-- Begin DATA EXCERPTS --

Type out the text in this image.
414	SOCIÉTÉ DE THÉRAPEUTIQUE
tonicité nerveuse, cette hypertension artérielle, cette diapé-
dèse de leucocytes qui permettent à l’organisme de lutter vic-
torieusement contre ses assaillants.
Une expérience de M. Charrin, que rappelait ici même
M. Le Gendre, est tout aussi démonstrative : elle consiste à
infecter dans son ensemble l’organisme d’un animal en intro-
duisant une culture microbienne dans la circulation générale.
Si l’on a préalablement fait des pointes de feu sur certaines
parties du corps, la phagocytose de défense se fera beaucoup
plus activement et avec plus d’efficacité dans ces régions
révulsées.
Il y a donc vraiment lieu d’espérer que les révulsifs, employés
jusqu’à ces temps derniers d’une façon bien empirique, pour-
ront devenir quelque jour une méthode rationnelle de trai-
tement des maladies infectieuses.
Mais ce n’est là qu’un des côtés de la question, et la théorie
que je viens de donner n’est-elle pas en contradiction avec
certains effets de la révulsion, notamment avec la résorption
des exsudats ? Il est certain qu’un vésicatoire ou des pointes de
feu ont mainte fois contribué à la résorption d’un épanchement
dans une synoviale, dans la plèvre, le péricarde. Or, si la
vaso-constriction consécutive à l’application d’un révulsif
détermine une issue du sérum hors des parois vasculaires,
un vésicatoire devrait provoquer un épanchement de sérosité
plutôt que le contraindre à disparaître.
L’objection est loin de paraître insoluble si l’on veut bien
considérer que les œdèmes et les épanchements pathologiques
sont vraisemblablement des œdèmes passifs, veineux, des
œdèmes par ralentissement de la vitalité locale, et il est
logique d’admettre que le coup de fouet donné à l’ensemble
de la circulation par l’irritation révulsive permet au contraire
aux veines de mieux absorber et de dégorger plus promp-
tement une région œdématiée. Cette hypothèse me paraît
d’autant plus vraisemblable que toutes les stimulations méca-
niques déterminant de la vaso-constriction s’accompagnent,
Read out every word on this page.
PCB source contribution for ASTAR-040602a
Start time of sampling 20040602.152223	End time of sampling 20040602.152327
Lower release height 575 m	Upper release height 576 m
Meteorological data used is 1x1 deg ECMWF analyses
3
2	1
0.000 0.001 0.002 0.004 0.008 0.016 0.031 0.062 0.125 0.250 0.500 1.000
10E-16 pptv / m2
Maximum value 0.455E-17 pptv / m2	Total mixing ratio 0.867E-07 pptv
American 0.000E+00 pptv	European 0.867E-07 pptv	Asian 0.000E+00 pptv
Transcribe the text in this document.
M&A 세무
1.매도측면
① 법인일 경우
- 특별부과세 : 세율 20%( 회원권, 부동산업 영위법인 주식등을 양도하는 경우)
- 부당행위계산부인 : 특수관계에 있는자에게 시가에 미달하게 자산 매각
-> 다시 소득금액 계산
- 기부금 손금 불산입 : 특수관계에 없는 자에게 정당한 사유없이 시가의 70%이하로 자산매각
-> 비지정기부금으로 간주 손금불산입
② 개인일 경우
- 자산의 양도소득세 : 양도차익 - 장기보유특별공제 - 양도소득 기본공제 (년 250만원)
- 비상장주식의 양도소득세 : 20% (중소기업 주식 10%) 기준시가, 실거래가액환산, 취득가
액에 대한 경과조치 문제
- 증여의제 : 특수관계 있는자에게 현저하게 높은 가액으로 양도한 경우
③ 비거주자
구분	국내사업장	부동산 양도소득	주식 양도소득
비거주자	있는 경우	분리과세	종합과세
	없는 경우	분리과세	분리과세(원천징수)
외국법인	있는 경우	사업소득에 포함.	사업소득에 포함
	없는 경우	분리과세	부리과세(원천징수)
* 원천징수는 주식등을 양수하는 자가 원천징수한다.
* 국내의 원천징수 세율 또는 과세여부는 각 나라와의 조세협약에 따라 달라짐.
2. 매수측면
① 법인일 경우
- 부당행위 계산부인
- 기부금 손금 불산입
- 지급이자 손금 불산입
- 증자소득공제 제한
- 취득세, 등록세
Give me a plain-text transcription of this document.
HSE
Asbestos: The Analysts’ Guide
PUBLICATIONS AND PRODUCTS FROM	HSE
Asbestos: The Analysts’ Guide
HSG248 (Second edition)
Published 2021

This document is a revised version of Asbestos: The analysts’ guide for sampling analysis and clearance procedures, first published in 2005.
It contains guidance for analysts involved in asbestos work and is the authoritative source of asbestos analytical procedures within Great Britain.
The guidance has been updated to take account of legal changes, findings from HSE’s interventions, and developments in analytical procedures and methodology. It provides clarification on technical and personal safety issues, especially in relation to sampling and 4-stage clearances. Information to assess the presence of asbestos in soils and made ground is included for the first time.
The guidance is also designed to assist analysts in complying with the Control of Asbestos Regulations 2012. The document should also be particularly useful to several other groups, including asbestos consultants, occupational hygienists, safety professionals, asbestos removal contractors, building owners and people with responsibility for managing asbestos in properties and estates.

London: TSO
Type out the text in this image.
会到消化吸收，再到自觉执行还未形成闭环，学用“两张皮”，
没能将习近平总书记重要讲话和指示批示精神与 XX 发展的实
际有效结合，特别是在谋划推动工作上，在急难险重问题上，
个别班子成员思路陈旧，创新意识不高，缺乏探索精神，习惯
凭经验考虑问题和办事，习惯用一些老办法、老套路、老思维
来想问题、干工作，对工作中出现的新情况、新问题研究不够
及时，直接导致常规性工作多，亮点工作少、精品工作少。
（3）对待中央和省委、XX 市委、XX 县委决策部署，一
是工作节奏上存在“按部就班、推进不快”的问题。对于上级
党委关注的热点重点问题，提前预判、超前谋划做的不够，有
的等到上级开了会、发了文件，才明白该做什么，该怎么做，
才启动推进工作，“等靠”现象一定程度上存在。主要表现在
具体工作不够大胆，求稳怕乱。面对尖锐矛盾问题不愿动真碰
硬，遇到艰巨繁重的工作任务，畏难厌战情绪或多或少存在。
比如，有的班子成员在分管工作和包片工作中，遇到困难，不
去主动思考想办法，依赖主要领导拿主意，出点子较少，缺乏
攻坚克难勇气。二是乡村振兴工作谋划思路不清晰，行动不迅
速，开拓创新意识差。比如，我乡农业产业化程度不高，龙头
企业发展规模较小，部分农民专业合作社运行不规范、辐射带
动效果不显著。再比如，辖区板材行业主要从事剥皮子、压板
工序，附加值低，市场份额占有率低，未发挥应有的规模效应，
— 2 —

-- End DATA EXCERPTS --

DIRECTIVE
All of the lines above need to be given again exactly.

WRITTEN REPLY
Type out the text in this image.
414	SOCIÉTÉ DE THÉRAPEUTIQUE
tonicité nerveuse, cette hypertension artérielle, cette diapé-
dèse de leucocytes qui permettent à l’organisme de lutter vic-
torieusement contre ses assaillants.
Une expérience de M. Charrin, que rappelait ici même
M. Le Gendre, est tout aussi démonstrative : elle consiste à
infecter dans son ensemble l’organisme d’un animal en intro-
duisant une culture microbienne dans la circulation générale.
Si l’on a préalablement fait des pointes de feu sur certaines
parties du corps, la phagocytose de défense se fera beaucoup
plus activement et avec plus d’efficacité dans ces régions
révulsées.
Il y a donc vraiment lieu d’espérer que les révulsifs, employés
jusqu’à ces temps derniers d’une façon bien empirique, pour-
ront devenir quelque jour une méthode rationnelle de trai-
tement des maladies infectieuses.
Mais ce n’est là qu’un des côtés de la question, et la théorie
que je viens de donner n’est-elle pas en contradiction avec
certains effets de la révulsion, notamment avec la résorption
des exsudats ? Il est certain qu’un vésicatoire ou des pointes de
feu ont mainte fois contribué à la résorption d’un épanchement
dans une synoviale, dans la plèvre, le péricarde. Or, si la
vaso-constriction consécutive à l’application d’un révulsif
détermine une issue du sérum hors des parois vasculaires,
un vésicatoire devrait provoquer un épanchement de sérosité
plutôt que le contraindre à disparaître.
L’objection est loin de paraître insoluble si l’on veut bien
considérer que les œdèmes et les épanchements pathologiques
sont vraisemblablement des œdèmes passifs, veineux, des
œdèmes par ralentissement de la vitalité locale, et il est
logique d’admettre que le coup de fouet donné à l’ensemble
de la circulation par l’irritation révulsive permet au contraire
aux veines de mieux absorber et de dégorger plus promp-
tement une région œdématiée. Cette hypothèse me paraît
d’autant plus vraisemblable que toutes les stimulations méca-
niques déterminant de la vaso-constriction s’accompagnent,
Read out every word on this page.
PCB source contribution for ASTAR-040602a
Start time of sampling 20040602.152223	End time of sampling 20040602.152327
Lower release height 575 m	Upper release height 576 m
Meteorological data used is 1x1 deg ECMWF analyses
3
2	1
0.000 0.001 0.002 0.004 0.008 0.016 0.031 0.062 0.125 0.250 0.500 1.000
10E-16 pptv / m2
Maximum value 0.455E-17 pptv / m2	Total mixing ratio 0.867E-07 pptv
American 0.000E+00 pptv	European 0.867E-07 pptv	Asian 0.000E+00 pptv
Transcribe the text in this document.
M&A 세무
1.매도측면
① 법인일 경우
- 특별부과세 : 세율 20%( 회원권, 부동산업 영위법인 주식등을 양도하는 경우)
- 부당행위계산부인 : 특수관계에 있는자에게 시가에 미달하게 자산 매각
-> 다시 소득금액 계산
- 기부금 손금 불산입 : 특수관계에 없는 자에게 정당한 사유없이 시가의 70%이하로 자산매각
-> 비지정기부금으로 간주 손금불산입
② 개인일 경우
- 자산의 양도소득세 : 양도차익 - 장기보유특별공제 - 양도소득 기본공제 (년 250만원)
- 비상장주식의 양도소득세 : 20% (중소기업 주식 10%) 기준시가, 실거래가액환산, 취득가
액에 대한 경과조치 문제
- 증여의제 : 특수관계 있는자에게 현저하게 높은 가액으로 양도한 경우
③ 비거주자
구분	국내사업장	부동산 양도소득	주식 양도소득
비거주자	있는 경우	분리과세	종합과세
	없는 경우	분리과세	분리과세(원천징수)
외국법인	있는 경우	사업소득에 포함.	사업소득에 포함
	없는 경우	분리과세	부리과세(원천징수)
* 원천징수는 주식등을 양수하는 자가 원천징수한다.
* 국내의 원천징수 세율 또는 과세여부는 각 나라와의 조세협약에 따라 달라짐.
2. 매수측면
① 법인일 경우
- 부당행위 계산부인
- 기부금 손금 불산입
- 지급이자 손금 불산입
- 증자소득공제 제한
- 취득세, 등록세
Give me a plain-text transcription of this document.
HSE
Asbestos: The Analysts’ Guide
PUBLICATIONS AND PRODUCTS FROM	HSE
Asbestos: The Analysts’ Guide
HSG248 (Second edition)
Published 2021

This document is a revised version of Asbestos: The analysts’ guide for sampling analysis and clearance procedures, first published in 2005.
It contains guidance for analysts involved in asbestos work and is the authoritative source of asbestos analytical procedures within Great Britain.
The guidance has been updated to take account of legal changes, findings from HSE’s interventions, and developments in analytical procedures and methodology. It provides clarification on technical and personal safety issues, especially in relation to sampling and 4-stage clearances. Information to assess the presence of asbestos in soils and made ground is included for the first time.
The guidance is also designed to assist analysts in complying with the Control of Asbestos Regulations 2012. The document should also be particularly useful to several other groups, including asbestos consultants, occupational hygienists, safety professionals, asbestos removal contractors, building owners and people with responsibility for managing asbestos in properties and estates.

London: TSO
Type out the text in this image.
会到消化吸收，再到自觉执行还未形成闭环，学用“两张皮”，
没能将习近平总书记重要讲话和指示批示精神与 XX 发展的实
际有效结合，特别是在谋划推动工作上，在急难险重问题上，
个别班子成员思路陈旧，创新意识不高，缺乏探索精神，习惯
凭经验考虑问题和办事，习惯用一些老办法、老套路、老思维
来想问题、干工作，对工作中出现的新情况、新问题研究不够
及时，直接导致常规性工作多，亮点工作少、精品工作少。
（3）对待中央和省委、XX 市委、XX 县委决策部署，一
是工作节奏上存在“按部就班、推进不快”的问题。对于上级
党委关注的热点重点问题，提前预判、超前谋划做的不够，有
的等到上级开了会、发了文件，才明白该做什么，该怎么做，
才启动推进工作，“等靠”现象一定程度上存在。主要表现在
具体工作不够大胆，求稳怕乱。面对尖锐矛盾问题不愿动真碰
硬，遇到艰巨繁重的工作任务，畏难厌战情绪或多或少存在。
比如，有的班子成员在分管工作和包片工作中，遇到困难，不
去主动思考想办法，依赖主要领导拿主意，出点子较少，缺乏
攻坚克难勇气。二是乡村振兴工作谋划思路不清晰，行动不迅
速，开拓创新意识差。比如，我乡农业产业化程度不高，龙头
企业发展规模较小，部分农民专业合作社运行不规范、辐射带
动效果不显著。再比如，辖区板材行业主要从事剥皮子、压板
工序，附加值低，市场份额占有率低，未发挥应有的规模效应，
— 2 —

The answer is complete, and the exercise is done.